**EXERCISE DETAILS:** Without including any images, reproduce each entry exactly.

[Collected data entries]
▶
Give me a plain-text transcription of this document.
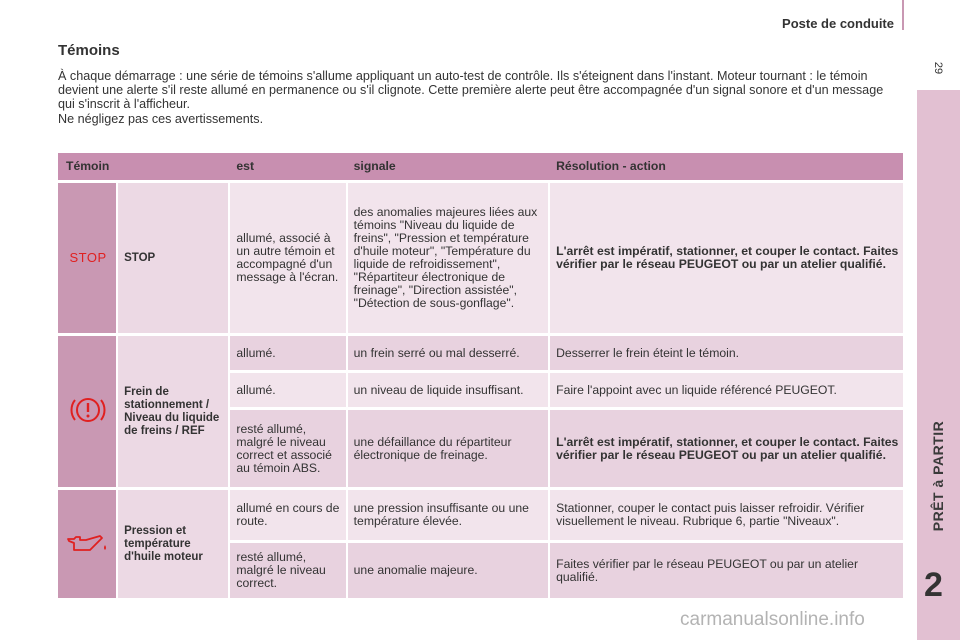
Poste de conduite
29
PRÊT à PARTIR
2
Témoins
À chaque démarrage : une série de témoins s'allume appliquant un auto-test de contrôle. Ils s'éteignent dans l'instant. Moteur tournant : le témoin devient une alerte s'il reste allumé en permanence ou s'il clignote. Cette première alerte peut être accompagnée d'un signal sonore et d'un message qui s'inscrit à l'afficheur.
Ne négligez pas ces avertissements.
Témoin		est	signale	Résolution - action
STOP	STOP	allumé, associé à un autre témoin et accompagné d'un message à l'écran.	des anomalies majeures liées aux témoins "Niveau du liquide de freins", "Pression et température d'huile moteur", "Température du liquide de refroidissement", "Répartiteur électronique de freinage", "Direction assistée", "Détection de sous-gonflage".	L'arrêt est impératif, stationner, et couper le contact. Faites vérifier par le réseau PEUGEOT ou par un atelier qualifié.
	Frein de stationnement / Niveau du liquide de freins / REF	allumé.	un frein serré ou mal desserré.	Desserrer le frein éteint le témoin.
		allumé.	un niveau de liquide insuffisant.	Faire l'appoint avec un liquide référencé PEUGEOT.
		resté allumé, malgré le niveau correct et associé au témoin ABS.	une défaillance du répartiteur électronique de freinage.	L'arrêt est impératif, stationner, et couper le contact. Faites vérifier par le réseau PEUGEOT ou par un atelier qualifié.
	Pression et température d'huile moteur	allumé en cours de route.	une pression insuffisante ou une température élevée.	Stationner, couper le contact puis laisser refroidir. Vérifier visuellement le niveau. Rubrique 6, partie "Niveaux".
		resté allumé, malgré le niveau correct.	une anomalie majeure.	Faites vérifier par le réseau PEUGEOT ou par un atelier qualifié.
carmanualsonline.info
◀
**COMPLETE RESPONSE:**
Give me a plain-text transcription of this document.
Poste de conduite
29
PRÊT à PARTIR
2
Témoins
À chaque démarrage : une série de témoins s'allume appliquant un auto-test de contrôle. Ils s'éteignent dans l'instant. Moteur tournant : le témoin devient une alerte s'il reste allumé en permanence ou s'il clignote. Cette première alerte peut être accompagnée d'un signal sonore et d'un message qui s'inscrit à l'afficheur.
Ne négligez pas ces avertissements.
Témoin		est	signale	Résolution - action
STOP	STOP	allumé, associé à un autre témoin et accompagné d'un message à l'écran.	des anomalies majeures liées aux témoins "Niveau du liquide de freins", "Pression et température d'huile moteur", "Température du liquide de refroidissement", "Répartiteur électronique de freinage", "Direction assistée", "Détection de sous-gonflage".	L'arrêt est impératif, stationner, et couper le contact. Faites vérifier par le réseau PEUGEOT ou par un atelier qualifié.
	Frein de stationnement / Niveau du liquide de freins / REF	allumé.	un frein serré ou mal desserré.	Desserrer le frein éteint le témoin.
		allumé.	un niveau de liquide insuffisant.	Faire l'appoint avec un liquide référencé PEUGEOT.
		resté allumé, malgré le niveau correct et associé au témoin ABS.	une défaillance du répartiteur électronique de freinage.	L'arrêt est impératif, stationner, et couper le contact. Faites vérifier par le réseau PEUGEOT ou par un atelier qualifié.
	Pression et température d'huile moteur	allumé en cours de route.	une pression insuffisante ou une température élevée.	Stationner, couper le contact puis laisser refroidir. Vérifier visuellement le niveau. Rubrique 6, partie "Niveaux".
		resté allumé, malgré le niveau correct.	une anomalie majeure.	Faites vérifier par le réseau PEUGEOT ou par un atelier qualifié.
carmanualsonline.info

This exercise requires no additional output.